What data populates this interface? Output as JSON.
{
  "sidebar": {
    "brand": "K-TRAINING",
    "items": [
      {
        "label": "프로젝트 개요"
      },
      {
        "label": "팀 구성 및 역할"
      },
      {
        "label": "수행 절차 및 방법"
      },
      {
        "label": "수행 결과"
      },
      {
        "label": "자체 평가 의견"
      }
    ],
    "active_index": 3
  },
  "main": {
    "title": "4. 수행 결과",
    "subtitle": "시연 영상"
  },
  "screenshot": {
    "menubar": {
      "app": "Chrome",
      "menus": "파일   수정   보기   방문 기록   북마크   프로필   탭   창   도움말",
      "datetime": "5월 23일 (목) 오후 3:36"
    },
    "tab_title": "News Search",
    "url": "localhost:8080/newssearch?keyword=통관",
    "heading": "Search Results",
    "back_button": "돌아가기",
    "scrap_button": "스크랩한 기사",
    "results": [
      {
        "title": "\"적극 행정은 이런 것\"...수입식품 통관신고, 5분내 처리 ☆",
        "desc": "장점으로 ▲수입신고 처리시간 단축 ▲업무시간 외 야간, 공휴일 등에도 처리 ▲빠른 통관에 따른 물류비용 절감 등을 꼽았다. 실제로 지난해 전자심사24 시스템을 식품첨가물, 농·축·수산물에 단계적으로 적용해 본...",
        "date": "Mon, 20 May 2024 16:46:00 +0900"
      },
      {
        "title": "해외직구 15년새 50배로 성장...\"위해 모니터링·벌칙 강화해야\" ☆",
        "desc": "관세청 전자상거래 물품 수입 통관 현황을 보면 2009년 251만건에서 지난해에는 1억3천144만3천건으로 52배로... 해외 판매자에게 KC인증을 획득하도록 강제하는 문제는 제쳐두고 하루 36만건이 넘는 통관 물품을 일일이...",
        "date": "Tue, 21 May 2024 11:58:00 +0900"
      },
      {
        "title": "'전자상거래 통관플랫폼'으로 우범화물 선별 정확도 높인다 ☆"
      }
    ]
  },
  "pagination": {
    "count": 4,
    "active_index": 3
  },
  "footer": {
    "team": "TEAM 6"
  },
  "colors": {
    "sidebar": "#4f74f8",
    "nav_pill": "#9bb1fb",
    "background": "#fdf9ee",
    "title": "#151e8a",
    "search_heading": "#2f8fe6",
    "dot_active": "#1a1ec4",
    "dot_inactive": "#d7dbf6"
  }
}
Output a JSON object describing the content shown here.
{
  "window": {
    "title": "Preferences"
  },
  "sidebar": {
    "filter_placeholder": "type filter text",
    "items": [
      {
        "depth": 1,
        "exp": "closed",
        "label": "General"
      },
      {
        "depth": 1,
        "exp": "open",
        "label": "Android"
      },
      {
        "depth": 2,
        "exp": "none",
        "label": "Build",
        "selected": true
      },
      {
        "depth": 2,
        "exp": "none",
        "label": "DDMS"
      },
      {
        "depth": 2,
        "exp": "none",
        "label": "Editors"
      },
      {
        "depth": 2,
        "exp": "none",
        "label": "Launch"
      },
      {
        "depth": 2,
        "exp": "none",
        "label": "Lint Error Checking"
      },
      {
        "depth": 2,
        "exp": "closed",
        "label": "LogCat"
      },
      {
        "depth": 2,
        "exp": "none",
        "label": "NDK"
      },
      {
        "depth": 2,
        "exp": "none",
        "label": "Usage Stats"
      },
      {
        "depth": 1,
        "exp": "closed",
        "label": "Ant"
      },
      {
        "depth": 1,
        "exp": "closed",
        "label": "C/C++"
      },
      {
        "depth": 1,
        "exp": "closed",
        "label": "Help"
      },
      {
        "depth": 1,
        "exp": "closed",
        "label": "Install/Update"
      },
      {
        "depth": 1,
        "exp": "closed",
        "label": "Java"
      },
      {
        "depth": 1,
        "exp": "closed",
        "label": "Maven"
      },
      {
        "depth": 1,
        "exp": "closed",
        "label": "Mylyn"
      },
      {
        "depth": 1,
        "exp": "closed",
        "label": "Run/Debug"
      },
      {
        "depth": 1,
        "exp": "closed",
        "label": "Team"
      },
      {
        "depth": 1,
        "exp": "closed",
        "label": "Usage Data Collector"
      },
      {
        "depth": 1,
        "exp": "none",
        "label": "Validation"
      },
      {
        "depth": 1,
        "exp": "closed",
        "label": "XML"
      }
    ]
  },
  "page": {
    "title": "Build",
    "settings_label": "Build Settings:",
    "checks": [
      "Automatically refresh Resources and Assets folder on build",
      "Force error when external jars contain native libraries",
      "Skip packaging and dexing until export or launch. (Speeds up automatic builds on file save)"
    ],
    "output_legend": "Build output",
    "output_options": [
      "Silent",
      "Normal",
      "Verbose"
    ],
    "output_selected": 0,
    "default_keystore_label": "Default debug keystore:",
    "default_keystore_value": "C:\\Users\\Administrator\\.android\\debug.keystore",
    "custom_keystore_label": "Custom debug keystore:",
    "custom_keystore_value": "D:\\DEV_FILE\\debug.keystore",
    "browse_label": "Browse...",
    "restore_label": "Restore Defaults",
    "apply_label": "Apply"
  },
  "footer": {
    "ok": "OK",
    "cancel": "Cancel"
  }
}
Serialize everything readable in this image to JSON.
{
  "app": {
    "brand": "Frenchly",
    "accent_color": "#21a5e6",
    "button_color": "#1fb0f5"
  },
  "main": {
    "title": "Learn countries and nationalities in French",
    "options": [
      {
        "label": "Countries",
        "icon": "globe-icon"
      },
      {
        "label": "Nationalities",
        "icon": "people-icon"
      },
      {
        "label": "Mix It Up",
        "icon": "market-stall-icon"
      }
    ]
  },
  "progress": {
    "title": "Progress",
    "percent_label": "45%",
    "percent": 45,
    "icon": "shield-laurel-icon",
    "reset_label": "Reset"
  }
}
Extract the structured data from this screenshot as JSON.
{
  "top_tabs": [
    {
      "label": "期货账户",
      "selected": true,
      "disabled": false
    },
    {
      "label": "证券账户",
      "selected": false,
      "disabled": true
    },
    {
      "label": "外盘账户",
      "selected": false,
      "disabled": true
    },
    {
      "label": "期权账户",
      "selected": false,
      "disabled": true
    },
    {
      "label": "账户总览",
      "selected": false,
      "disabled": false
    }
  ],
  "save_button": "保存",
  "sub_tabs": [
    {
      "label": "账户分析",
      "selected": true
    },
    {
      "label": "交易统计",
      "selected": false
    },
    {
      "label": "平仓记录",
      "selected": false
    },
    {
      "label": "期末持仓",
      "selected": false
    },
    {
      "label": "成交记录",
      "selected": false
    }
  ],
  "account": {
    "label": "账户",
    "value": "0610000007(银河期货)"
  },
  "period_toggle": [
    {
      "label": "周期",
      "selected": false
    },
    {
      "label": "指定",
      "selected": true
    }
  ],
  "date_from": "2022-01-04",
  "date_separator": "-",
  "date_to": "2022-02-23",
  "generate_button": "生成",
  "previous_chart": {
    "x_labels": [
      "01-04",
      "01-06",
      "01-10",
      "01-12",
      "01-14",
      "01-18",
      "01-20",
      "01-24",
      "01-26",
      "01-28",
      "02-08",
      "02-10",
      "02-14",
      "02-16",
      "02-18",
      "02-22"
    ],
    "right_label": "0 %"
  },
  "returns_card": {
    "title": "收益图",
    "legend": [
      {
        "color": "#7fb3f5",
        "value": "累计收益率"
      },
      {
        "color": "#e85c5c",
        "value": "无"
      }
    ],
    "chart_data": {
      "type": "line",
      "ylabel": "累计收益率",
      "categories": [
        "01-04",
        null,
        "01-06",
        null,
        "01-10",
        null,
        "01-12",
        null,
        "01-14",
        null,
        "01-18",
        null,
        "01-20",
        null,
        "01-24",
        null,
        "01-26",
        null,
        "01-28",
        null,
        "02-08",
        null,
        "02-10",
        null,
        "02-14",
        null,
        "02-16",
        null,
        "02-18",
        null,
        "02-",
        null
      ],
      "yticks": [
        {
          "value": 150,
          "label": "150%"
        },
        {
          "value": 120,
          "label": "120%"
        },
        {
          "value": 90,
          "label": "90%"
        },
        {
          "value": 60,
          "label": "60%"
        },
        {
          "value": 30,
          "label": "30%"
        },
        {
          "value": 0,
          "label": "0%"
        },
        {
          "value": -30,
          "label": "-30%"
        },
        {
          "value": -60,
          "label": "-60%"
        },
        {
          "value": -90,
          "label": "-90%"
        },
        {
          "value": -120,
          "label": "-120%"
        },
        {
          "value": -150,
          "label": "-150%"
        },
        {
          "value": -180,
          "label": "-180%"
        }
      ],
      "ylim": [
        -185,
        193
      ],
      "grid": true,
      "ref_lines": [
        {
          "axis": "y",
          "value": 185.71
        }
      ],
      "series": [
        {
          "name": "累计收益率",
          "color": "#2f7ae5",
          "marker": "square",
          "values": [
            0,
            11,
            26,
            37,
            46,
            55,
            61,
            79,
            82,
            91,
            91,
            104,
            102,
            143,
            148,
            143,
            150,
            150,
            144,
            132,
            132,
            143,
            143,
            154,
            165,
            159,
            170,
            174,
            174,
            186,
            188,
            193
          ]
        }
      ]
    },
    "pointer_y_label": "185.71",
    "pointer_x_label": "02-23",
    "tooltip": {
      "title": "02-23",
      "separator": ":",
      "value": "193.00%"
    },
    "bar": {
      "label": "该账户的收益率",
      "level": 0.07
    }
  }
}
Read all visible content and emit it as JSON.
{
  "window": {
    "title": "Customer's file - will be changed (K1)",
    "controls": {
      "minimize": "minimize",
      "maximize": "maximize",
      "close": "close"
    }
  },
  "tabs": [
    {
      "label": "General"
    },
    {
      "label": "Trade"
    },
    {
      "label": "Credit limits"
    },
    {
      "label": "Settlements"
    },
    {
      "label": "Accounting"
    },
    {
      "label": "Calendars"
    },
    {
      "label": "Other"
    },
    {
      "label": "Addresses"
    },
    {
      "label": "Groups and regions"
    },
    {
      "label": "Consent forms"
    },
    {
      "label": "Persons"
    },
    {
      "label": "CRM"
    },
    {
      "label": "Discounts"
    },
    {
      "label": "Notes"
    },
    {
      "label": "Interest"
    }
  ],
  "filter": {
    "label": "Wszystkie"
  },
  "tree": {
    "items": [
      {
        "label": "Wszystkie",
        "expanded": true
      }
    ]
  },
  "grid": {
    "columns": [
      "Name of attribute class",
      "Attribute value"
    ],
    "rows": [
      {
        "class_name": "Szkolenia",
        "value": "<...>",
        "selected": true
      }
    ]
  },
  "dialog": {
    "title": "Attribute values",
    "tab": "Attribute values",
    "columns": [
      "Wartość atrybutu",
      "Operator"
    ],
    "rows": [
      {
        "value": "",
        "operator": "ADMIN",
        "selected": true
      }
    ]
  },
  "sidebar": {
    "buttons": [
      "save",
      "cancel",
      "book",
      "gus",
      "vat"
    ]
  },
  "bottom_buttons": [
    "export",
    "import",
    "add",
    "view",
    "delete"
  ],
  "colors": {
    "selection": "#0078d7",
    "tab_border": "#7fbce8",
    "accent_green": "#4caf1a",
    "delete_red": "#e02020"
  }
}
------------------------------
■ WORK REQUIRED ■
Pick out and copy the lines of the entries that hold the string "JSON".

■ ANSWER FOR THE TASK ■
What data populates this interface? Output as JSON.
Output a JSON object describing the content shown here.
Serialize everything readable in this image to JSON.
Extract the structured data from this screenshot as JSON.
Read all visible content and emit it as JSON.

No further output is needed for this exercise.